— start —

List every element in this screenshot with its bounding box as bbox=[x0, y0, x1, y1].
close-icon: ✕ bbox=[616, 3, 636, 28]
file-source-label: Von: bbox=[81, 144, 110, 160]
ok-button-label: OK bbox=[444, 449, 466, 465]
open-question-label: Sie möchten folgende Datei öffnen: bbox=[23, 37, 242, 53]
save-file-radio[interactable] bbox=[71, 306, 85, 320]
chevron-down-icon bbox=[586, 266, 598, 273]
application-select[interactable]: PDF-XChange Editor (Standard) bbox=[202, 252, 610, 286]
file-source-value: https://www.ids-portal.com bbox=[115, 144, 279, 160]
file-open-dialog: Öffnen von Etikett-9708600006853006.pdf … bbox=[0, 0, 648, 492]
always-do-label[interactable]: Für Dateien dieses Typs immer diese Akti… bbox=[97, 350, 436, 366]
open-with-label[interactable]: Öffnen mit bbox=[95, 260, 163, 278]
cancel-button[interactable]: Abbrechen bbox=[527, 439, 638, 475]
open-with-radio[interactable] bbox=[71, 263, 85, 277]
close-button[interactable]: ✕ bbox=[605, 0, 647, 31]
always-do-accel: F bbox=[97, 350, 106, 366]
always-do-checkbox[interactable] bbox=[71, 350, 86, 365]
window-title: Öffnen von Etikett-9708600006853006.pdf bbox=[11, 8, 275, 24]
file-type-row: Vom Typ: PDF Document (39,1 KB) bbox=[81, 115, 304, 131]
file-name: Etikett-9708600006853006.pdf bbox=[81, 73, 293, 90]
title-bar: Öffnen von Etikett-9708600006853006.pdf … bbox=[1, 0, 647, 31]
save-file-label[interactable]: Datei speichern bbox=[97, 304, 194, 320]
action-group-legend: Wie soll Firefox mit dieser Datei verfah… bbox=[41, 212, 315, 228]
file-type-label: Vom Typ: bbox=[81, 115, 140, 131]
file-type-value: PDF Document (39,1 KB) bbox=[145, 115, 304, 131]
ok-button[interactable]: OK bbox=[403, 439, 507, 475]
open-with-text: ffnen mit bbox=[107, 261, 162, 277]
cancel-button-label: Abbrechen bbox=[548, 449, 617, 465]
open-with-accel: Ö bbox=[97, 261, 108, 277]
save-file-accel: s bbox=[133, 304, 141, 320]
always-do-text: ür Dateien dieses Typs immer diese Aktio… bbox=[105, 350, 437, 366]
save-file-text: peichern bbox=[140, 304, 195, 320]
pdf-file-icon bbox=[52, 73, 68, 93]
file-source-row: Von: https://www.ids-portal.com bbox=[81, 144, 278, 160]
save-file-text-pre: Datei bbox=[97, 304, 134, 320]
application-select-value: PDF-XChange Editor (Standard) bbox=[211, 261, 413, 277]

— end —
— start —

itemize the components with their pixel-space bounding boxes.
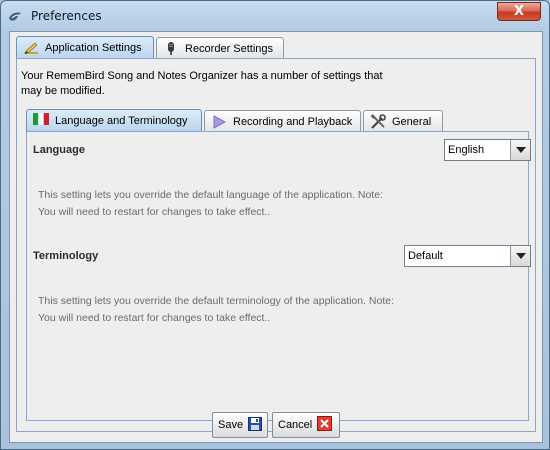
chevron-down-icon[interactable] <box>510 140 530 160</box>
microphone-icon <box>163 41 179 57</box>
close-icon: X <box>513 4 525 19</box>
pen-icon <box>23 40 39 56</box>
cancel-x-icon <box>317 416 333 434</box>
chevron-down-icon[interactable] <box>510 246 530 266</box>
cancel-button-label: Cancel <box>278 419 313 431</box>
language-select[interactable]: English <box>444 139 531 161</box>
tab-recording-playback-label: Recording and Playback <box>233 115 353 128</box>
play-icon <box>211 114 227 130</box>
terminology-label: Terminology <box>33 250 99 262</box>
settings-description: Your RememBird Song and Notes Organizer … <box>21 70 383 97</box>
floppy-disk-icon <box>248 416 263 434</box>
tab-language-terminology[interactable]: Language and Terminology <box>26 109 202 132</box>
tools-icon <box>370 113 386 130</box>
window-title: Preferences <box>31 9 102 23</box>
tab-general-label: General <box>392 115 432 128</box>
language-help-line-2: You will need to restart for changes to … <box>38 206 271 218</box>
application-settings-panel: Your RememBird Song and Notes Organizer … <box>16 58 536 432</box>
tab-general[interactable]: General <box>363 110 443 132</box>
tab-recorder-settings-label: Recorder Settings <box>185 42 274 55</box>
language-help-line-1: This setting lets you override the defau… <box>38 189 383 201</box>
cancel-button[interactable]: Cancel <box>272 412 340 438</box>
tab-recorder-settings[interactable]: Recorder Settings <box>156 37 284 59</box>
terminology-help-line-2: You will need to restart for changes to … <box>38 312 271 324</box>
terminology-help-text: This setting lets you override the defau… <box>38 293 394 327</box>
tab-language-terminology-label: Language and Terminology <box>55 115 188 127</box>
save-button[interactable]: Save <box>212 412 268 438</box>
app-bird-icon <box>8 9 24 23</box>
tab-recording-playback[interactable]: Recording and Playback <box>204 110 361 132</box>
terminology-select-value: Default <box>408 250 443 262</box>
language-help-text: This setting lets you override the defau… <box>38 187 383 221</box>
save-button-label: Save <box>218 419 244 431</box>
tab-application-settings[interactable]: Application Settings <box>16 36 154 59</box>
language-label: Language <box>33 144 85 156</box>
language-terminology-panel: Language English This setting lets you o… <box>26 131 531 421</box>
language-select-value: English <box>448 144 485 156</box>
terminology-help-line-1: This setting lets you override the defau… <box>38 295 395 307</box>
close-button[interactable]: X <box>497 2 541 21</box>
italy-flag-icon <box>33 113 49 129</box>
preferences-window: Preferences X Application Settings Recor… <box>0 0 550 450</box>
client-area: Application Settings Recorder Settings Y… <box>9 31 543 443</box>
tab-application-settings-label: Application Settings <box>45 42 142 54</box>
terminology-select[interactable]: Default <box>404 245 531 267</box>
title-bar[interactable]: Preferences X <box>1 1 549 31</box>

— end —
— start —

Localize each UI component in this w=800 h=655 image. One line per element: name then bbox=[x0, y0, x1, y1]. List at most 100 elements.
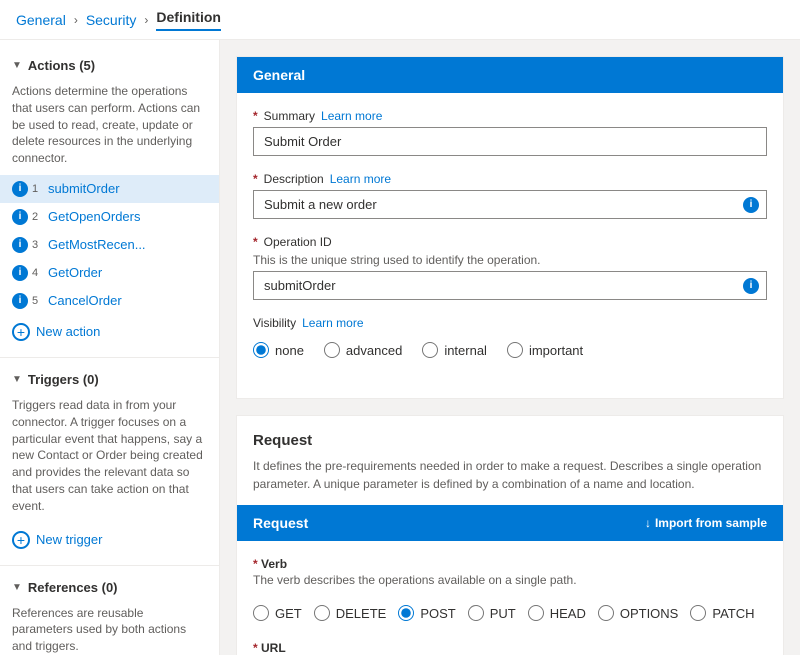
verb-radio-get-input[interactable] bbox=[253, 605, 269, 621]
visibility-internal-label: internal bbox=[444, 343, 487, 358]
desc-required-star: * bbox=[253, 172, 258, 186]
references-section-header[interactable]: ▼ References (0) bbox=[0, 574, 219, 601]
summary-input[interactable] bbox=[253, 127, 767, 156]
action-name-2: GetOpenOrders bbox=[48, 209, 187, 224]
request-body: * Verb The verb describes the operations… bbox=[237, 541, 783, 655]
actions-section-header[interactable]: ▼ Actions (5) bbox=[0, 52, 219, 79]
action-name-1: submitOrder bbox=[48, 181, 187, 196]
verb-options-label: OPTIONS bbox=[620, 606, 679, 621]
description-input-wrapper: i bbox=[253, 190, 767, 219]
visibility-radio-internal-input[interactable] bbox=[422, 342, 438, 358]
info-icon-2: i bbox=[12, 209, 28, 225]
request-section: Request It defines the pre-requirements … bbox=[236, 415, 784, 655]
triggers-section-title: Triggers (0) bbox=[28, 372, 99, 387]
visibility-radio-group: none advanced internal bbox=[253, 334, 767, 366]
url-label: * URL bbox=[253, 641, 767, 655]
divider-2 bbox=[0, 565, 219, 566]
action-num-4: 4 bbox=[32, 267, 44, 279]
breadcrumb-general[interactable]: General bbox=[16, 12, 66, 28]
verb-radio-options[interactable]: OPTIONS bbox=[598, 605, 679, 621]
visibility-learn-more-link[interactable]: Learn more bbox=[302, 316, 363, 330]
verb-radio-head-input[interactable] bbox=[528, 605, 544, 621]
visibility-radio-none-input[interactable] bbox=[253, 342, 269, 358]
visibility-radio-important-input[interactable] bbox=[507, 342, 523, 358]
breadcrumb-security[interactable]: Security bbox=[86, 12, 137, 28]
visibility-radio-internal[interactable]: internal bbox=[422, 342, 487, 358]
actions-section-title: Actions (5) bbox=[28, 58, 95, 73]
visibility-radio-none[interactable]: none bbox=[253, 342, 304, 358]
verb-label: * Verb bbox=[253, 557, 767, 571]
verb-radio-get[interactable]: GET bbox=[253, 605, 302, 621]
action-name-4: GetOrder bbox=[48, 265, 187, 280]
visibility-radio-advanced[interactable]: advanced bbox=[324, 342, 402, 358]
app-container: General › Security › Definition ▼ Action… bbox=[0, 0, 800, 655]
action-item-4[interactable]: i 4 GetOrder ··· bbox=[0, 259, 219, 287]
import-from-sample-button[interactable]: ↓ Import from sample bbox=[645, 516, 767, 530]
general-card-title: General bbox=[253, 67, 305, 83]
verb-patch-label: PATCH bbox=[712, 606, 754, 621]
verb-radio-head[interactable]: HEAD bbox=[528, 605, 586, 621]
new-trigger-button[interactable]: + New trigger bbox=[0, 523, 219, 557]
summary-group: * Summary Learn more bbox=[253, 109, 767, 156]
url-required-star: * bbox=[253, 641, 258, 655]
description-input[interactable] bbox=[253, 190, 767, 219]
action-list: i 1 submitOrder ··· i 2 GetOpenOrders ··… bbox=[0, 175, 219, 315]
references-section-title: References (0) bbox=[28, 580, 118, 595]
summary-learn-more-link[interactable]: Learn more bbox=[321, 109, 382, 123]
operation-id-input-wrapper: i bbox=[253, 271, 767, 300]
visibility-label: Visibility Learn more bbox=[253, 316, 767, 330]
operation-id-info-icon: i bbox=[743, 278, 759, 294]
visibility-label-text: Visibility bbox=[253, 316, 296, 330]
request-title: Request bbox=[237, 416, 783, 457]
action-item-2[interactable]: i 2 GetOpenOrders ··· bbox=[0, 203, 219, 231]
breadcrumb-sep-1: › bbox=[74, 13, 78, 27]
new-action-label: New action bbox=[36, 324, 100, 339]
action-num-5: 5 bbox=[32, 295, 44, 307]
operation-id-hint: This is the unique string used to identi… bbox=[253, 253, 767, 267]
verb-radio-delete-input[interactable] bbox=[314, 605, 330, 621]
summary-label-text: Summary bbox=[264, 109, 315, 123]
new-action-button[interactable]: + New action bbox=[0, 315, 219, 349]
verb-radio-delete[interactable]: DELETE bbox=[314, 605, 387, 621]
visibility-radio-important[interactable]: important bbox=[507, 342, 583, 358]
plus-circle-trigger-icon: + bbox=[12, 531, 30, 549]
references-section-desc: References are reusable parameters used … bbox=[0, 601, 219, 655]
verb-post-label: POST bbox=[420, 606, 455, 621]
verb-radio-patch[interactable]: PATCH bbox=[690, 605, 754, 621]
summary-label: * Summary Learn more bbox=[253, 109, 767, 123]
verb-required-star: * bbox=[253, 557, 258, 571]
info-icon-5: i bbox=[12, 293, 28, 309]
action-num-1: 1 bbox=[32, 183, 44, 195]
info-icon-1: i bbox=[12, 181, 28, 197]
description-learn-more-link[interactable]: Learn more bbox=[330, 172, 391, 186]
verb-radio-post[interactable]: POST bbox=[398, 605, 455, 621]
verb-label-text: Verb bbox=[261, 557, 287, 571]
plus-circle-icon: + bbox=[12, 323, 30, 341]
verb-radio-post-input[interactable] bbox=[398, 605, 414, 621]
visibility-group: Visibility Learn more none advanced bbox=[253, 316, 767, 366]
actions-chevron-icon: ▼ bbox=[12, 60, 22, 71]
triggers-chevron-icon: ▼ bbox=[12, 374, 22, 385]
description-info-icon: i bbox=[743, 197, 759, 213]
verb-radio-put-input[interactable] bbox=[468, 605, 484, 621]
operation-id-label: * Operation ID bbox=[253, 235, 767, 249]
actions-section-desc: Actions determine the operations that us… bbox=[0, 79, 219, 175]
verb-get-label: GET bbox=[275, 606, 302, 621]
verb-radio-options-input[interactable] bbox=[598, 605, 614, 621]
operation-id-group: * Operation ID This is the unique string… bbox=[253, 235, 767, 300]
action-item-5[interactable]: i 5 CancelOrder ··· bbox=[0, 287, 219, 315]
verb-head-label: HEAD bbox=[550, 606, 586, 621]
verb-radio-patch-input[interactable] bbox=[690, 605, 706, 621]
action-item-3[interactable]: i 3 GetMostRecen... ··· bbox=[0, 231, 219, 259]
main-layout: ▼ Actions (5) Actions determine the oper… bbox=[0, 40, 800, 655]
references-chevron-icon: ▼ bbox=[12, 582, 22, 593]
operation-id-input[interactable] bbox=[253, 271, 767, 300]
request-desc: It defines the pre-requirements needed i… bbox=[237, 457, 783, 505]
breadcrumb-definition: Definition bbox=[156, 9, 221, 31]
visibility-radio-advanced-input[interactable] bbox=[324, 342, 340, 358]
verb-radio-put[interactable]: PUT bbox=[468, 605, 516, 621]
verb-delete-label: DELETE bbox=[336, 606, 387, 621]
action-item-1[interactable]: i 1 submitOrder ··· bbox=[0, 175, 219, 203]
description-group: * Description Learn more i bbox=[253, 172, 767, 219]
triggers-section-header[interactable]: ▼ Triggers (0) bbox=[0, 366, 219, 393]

— end —

Can you put the lines from the one containing "chevron-down-icon[interactable] <box>510 140" through the one containing "tab-general-label: General <box>392" into a numbered list, leaving out any blank lines?

* [WRITTEN RESPONSE]
1. chevron-down-icon[interactable] <box>510 140 530 160</box>
2. microphone-icon <box>163 41 179 57</box>
3. close-icon: X <box>513 4 525 19</box>
4. pen-icon <box>23 40 39 56</box>
5. cancel-x-icon <box>317 416 333 434</box>
6. chevron-down-icon[interactable] <box>510 246 530 266</box>
7. cancel-button-label: Cancel <box>278 419 313 431</box>
8. language-select[interactable]: English <box>444 139 531 161</box>
9. tab-recording-playback-label: Recording and Playback <box>233 115 353 128</box>
10. play-icon <box>211 114 227 130</box>
11. terminology-label: Terminology <box>33 250 99 262</box>
12. settings-description: Your RememBird Song and Notes Organizer … <box>21 70 383 97</box>
13. floppy-disk-icon <box>248 416 263 434</box>
14. tab-language-terminology[interactable]: Language and Terminology <box>26 109 202 132</box>
15. tools-icon <box>370 113 386 130</box>
16. window-title: Preferences <box>31 9 102 23</box>
17. tab-general-label: General <box>392 115 432 128</box>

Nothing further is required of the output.